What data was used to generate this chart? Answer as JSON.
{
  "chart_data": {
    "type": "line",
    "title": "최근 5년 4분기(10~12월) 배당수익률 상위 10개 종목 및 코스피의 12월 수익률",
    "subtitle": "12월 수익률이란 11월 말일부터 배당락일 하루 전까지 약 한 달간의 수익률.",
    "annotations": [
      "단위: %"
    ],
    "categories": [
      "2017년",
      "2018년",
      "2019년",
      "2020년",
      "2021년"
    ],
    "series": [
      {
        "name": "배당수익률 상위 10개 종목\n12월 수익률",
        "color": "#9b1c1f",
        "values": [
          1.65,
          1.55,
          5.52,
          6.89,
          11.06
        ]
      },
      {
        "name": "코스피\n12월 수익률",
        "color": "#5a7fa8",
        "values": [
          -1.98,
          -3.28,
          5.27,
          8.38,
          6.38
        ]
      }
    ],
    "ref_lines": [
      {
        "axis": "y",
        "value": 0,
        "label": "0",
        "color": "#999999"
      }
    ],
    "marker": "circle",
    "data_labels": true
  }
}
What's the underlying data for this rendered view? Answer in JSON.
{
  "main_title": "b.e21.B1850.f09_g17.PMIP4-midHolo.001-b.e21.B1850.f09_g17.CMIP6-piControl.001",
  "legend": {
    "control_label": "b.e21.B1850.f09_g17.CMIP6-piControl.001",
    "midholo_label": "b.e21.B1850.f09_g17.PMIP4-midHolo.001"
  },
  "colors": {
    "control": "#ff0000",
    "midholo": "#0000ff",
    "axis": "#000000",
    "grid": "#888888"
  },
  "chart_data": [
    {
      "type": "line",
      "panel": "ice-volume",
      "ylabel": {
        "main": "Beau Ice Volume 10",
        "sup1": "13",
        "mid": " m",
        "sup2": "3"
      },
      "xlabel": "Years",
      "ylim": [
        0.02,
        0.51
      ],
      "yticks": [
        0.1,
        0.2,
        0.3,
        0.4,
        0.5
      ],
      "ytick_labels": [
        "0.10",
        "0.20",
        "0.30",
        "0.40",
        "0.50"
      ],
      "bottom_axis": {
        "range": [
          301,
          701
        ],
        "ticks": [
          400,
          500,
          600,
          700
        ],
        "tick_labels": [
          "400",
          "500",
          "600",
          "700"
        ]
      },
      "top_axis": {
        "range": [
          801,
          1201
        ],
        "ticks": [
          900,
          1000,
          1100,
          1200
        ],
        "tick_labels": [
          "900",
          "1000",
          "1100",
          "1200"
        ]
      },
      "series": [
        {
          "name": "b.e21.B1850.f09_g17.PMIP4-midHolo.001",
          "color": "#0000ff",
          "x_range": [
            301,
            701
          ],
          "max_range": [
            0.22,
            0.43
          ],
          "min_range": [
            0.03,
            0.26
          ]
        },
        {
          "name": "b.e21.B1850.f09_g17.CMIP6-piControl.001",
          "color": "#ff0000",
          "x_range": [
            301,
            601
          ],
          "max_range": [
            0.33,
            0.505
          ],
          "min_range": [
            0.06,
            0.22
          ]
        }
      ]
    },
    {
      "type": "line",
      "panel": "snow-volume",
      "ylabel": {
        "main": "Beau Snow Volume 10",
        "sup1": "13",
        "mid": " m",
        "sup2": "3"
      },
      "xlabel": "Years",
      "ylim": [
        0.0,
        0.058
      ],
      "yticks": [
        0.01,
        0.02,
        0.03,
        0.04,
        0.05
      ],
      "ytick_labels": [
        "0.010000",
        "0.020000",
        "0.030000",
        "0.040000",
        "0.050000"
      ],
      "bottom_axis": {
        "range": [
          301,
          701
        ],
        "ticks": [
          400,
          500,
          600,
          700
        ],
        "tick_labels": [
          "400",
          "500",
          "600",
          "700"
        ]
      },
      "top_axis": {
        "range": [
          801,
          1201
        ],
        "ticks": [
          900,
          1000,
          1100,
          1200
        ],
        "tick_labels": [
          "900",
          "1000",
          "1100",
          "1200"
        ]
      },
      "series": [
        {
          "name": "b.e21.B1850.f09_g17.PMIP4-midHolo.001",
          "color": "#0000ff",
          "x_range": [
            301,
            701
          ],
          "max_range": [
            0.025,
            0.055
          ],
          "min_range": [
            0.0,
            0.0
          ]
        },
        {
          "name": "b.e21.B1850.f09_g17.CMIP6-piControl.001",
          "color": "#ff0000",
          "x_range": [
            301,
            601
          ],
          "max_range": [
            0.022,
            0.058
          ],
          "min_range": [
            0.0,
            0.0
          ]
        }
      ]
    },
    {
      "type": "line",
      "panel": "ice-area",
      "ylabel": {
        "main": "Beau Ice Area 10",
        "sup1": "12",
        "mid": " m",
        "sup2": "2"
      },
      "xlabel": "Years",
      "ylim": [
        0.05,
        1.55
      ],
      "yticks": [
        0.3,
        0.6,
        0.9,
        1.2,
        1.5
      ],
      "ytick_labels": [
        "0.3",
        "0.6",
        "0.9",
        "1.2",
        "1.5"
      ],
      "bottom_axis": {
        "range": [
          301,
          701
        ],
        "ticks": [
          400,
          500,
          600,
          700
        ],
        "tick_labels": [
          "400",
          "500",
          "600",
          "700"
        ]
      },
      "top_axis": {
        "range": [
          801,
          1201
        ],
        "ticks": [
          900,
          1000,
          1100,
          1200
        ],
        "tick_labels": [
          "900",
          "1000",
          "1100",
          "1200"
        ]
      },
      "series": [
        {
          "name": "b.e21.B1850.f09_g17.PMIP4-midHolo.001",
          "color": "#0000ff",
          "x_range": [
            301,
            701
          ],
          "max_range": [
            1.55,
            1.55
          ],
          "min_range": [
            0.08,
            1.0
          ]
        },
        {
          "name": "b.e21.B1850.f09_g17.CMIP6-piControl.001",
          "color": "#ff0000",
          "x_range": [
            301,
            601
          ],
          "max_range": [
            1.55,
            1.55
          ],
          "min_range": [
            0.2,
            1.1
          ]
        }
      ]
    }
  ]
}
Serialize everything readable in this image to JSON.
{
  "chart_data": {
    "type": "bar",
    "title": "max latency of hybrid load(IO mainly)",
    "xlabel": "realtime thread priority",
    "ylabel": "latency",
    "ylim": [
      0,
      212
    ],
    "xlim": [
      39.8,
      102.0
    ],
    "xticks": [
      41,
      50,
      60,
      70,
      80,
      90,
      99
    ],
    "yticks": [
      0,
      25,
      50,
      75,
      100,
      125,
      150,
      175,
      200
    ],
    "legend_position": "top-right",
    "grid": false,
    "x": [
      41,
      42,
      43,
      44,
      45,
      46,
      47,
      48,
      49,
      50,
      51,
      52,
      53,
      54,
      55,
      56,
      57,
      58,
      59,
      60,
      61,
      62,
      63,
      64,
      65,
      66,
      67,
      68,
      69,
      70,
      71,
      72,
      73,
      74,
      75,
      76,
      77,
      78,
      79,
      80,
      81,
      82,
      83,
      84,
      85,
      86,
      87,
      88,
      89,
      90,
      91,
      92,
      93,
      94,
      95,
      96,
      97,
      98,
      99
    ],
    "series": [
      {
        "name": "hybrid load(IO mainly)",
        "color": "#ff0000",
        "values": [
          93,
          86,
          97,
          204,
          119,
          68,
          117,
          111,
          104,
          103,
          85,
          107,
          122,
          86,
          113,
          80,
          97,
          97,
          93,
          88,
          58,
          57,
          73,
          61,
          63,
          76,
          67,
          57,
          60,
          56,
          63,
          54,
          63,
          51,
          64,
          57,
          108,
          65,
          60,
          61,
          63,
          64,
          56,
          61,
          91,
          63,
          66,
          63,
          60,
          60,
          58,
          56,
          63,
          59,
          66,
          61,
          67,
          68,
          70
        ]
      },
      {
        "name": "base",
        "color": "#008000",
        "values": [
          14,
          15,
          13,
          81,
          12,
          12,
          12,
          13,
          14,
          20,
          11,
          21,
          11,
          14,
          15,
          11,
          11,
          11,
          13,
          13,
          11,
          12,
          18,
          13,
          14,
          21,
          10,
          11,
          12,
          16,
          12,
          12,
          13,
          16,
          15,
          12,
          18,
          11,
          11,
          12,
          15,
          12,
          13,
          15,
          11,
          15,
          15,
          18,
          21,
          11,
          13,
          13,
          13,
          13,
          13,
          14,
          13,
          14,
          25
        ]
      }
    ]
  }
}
====================
Only lines with "Answer" are wanted here; list each of them.

▶ COMPLETED EXERCISE
What data was used to generate this chart? Answer as JSON.
What's the underlying data for this rendered view? Answer in JSON.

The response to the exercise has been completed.